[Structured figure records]
[Start]
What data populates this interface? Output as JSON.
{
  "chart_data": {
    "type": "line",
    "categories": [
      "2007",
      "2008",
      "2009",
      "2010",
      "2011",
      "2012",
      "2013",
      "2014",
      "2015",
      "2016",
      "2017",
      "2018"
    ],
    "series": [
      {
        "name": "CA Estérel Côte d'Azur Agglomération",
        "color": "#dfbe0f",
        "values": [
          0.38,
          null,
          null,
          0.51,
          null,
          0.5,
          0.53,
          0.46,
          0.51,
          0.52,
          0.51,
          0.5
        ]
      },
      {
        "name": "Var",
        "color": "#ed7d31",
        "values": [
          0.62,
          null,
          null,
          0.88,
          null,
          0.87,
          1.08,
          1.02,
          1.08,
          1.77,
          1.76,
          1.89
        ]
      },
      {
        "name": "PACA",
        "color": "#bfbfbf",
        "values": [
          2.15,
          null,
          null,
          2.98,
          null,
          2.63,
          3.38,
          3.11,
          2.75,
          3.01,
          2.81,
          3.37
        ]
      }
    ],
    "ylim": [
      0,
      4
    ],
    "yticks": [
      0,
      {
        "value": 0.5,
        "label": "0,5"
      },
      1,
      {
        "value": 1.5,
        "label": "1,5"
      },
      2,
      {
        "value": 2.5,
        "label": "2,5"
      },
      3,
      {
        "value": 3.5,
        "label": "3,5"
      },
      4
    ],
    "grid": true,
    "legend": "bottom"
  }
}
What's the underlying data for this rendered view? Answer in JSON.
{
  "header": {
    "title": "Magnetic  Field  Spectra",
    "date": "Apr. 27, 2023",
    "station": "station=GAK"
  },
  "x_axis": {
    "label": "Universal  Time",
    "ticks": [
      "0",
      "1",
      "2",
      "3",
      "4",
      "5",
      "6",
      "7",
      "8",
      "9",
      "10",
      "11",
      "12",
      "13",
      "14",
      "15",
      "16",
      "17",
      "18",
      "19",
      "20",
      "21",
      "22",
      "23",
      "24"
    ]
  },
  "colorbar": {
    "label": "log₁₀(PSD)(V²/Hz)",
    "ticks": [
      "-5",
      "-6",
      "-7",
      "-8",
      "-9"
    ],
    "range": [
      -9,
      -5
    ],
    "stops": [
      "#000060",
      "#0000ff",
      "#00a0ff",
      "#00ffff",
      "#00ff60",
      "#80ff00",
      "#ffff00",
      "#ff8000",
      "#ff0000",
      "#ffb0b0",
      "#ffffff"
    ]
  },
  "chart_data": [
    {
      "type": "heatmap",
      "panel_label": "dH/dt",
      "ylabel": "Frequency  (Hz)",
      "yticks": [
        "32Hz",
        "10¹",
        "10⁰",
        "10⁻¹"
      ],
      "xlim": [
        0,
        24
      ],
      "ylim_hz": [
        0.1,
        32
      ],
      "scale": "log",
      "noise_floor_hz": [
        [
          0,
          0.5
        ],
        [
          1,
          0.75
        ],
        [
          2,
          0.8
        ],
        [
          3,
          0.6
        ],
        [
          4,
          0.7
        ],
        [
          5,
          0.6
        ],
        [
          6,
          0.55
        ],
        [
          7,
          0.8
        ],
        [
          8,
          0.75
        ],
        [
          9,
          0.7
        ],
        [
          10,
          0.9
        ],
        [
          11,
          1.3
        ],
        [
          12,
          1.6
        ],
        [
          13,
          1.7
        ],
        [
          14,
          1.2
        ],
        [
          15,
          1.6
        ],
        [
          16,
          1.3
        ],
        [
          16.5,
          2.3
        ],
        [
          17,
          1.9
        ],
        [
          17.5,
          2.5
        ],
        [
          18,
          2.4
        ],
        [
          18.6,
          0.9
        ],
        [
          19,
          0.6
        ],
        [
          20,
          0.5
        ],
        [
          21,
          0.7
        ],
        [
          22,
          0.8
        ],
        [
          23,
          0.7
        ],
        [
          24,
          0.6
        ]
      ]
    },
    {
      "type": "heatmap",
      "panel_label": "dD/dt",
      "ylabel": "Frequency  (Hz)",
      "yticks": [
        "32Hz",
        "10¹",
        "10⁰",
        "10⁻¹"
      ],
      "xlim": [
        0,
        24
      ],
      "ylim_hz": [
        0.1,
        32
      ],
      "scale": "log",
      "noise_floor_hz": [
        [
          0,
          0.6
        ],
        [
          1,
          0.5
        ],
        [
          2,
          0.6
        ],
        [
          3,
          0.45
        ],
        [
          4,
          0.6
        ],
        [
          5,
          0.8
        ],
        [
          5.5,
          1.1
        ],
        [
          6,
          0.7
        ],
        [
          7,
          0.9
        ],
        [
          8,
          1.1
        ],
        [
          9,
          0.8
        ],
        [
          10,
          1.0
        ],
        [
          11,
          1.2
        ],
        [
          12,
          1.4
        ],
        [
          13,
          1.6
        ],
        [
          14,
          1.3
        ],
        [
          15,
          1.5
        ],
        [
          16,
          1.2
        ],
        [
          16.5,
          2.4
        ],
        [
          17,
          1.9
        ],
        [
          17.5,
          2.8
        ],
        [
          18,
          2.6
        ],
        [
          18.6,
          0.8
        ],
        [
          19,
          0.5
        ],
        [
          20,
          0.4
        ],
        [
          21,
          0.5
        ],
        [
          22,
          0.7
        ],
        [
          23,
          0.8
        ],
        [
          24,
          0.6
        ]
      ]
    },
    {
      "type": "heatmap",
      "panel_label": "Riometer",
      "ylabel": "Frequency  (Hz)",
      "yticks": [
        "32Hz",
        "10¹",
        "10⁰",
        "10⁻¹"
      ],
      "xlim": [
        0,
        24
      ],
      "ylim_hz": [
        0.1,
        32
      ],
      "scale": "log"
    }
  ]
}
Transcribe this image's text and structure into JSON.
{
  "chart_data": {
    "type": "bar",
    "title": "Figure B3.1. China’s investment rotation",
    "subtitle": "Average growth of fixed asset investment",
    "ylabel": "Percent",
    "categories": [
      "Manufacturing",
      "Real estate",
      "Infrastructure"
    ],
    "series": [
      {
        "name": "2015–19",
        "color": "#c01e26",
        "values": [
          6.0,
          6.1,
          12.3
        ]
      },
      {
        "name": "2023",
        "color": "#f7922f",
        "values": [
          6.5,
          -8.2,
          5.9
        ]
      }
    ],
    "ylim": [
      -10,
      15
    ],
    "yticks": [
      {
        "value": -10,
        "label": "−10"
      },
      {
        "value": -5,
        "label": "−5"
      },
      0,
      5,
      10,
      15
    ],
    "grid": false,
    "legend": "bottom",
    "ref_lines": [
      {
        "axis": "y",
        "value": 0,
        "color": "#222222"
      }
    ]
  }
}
[End]
What is needed: Write out the entries above once more, without altering anything.

Complete response:
What data populates this interface? Output as JSON.
{
  "chart_data": {
    "type": "line",
    "categories": [
      "2007",
      "2008",
      "2009",
      "2010",
      "2011",
      "2012",
      "2013",
      "2014",
      "2015",
      "2016",
      "2017",
      "2018"
    ],
    "series": [
      {
        "name": "CA Estérel Côte d'Azur Agglomération",
        "color": "#dfbe0f",
        "values": [
          0.38,
          null,
          null,
          0.51,
          null,
          0.5,
          0.53,
          0.46,
          0.51,
          0.52,
          0.51,
          0.5
        ]
      },
      {
        "name": "Var",
        "color": "#ed7d31",
        "values": [
          0.62,
          null,
          null,
          0.88,
          null,
          0.87,
          1.08,
          1.02,
          1.08,
          1.77,
          1.76,
          1.89
        ]
      },
      {
        "name": "PACA",
        "color": "#bfbfbf",
        "values": [
          2.15,
          null,
          null,
          2.98,
          null,
          2.63,
          3.38,
          3.11,
          2.75,
          3.01,
          2.81,
          3.37
        ]
      }
    ],
    "ylim": [
      0,
      4
    ],
    "yticks": [
      0,
      {
        "value": 0.5,
        "label": "0,5"
      },
      1,
      {
        "value": 1.5,
        "label": "1,5"
      },
      2,
      {
        "value": 2.5,
        "label": "2,5"
      },
      3,
      {
        "value": 3.5,
        "label": "3,5"
      },
      4
    ],
    "grid": true,
    "legend": "bottom"
  }
}
What's the underlying data for this rendered view? Answer in JSON.
{
  "header": {
    "title": "Magnetic  Field  Spectra",
    "date": "Apr. 27, 2023",
    "station": "station=GAK"
  },
  "x_axis": {
    "label": "Universal  Time",
    "ticks": [
      "0",
      "1",
      "2",
      "3",
      "4",
      "5",
      "6",
      "7",
      "8",
      "9",
      "10",
      "11",
      "12",
      "13",
      "14",
      "15",
      "16",
      "17",
      "18",
      "19",
      "20",
      "21",
      "22",
      "23",
      "24"
    ]
  },
  "colorbar": {
    "label": "log₁₀(PSD)(V²/Hz)",
    "ticks": [
      "-5",
      "-6",
      "-7",
      "-8",
      "-9"
    ],
    "range": [
      -9,
      -5
    ],
    "stops": [
      "#000060",
      "#0000ff",
      "#00a0ff",
      "#00ffff",
      "#00ff60",
      "#80ff00",
      "#ffff00",
      "#ff8000",
      "#ff0000",
      "#ffb0b0",
      "#ffffff"
    ]
  },
  "chart_data": [
    {
      "type": "heatmap",
      "panel_label": "dH/dt",
      "ylabel": "Frequency  (Hz)",
      "yticks": [
        "32Hz",
        "10¹",
        "10⁰",
        "10⁻¹"
      ],
      "xlim": [
        0,
        24
      ],
      "ylim_hz": [
        0.1,
        32
      ],
      "scale": "log",
      "noise_floor_hz": [
        [
          0,
          0.5
        ],
        [
          1,
          0.75
        ],
        [
          2,
          0.8
        ],
        [
          3,
          0.6
        ],
        [
          4,
          0.7
        ],
        [
          5,
          0.6
        ],
        [
          6,
          0.55
        ],
        [
          7,
          0.8
        ],
        [
          8,
          0.75
        ],
        [
          9,
          0.7
        ],
        [
          10,
          0.9
        ],
        [
          11,
          1.3
        ],
        [
          12,
          1.6
        ],
        [
          13,
          1.7
        ],
        [
          14,
          1.2
        ],
        [
          15,
          1.6
        ],
        [
          16,
          1.3
        ],
        [
          16.5,
          2.3
        ],
        [
          17,
          1.9
        ],
        [
          17.5,
          2.5
        ],
        [
          18,
          2.4
        ],
        [
          18.6,
          0.9
        ],
        [
          19,
          0.6
        ],
        [
          20,
          0.5
        ],
        [
          21,
          0.7
        ],
        [
          22,
          0.8
        ],
        [
          23,
          0.7
        ],
        [
          24,
          0.6
        ]
      ]
    },
    {
      "type": "heatmap",
      "panel_label": "dD/dt",
      "ylabel": "Frequency  (Hz)",
      "yticks": [
        "32Hz",
        "10¹",
        "10⁰",
        "10⁻¹"
      ],
      "xlim": [
        0,
        24
      ],
      "ylim_hz": [
        0.1,
        32
      ],
      "scale": "log",
      "noise_floor_hz": [
        [
          0,
          0.6
        ],
        [
          1,
          0.5
        ],
        [
          2,
          0.6
        ],
        [
          3,
          0.45
        ],
        [
          4,
          0.6
        ],
        [
          5,
          0.8
        ],
        [
          5.5,
          1.1
        ],
        [
          6,
          0.7
        ],
        [
          7,
          0.9
        ],
        [
          8,
          1.1
        ],
        [
          9,
          0.8
        ],
        [
          10,
          1.0
        ],
        [
          11,
          1.2
        ],
        [
          12,
          1.4
        ],
        [
          13,
          1.6
        ],
        [
          14,
          1.3
        ],
        [
          15,
          1.5
        ],
        [
          16,
          1.2
        ],
        [
          16.5,
          2.4
        ],
        [
          17,
          1.9
        ],
        [
          17.5,
          2.8
        ],
        [
          18,
          2.6
        ],
        [
          18.6,
          0.8
        ],
        [
          19,
          0.5
        ],
        [
          20,
          0.4
        ],
        [
          21,
          0.5
        ],
        [
          22,
          0.7
        ],
        [
          23,
          0.8
        ],
        [
          24,
          0.6
        ]
      ]
    },
    {
      "type": "heatmap",
      "panel_label": "Riometer",
      "ylabel": "Frequency  (Hz)",
      "yticks": [
        "32Hz",
        "10¹",
        "10⁰",
        "10⁻¹"
      ],
      "xlim": [
        0,
        24
      ],
      "ylim_hz": [
        0.1,
        32
      ],
      "scale": "log"
    }
  ]
}
Transcribe this image's text and structure into JSON.
{
  "chart_data": {
    "type": "bar",
    "title": "Figure B3.1. China’s investment rotation",
    "subtitle": "Average growth of fixed asset investment",
    "ylabel": "Percent",
    "categories": [
      "Manufacturing",
      "Real estate",
      "Infrastructure"
    ],
    "series": [
      {
        "name": "2015–19",
        "color": "#c01e26",
        "values": [
          6.0,
          6.1,
          12.3
        ]
      },
      {
        "name": "2023",
        "color": "#f7922f",
        "values": [
          6.5,
          -8.2,
          5.9
        ]
      }
    ],
    "ylim": [
      -10,
      15
    ],
    "yticks": [
      {
        "value": -10,
        "label": "−10"
      },
      {
        "value": -5,
        "label": "−5"
      },
      0,
      5,
      10,
      15
    ],
    "grid": false,
    "legend": "bottom",
    "ref_lines": [
      {
        "axis": "y",
        "value": 0,
        "color": "#222222"
      }
    ]
  }
}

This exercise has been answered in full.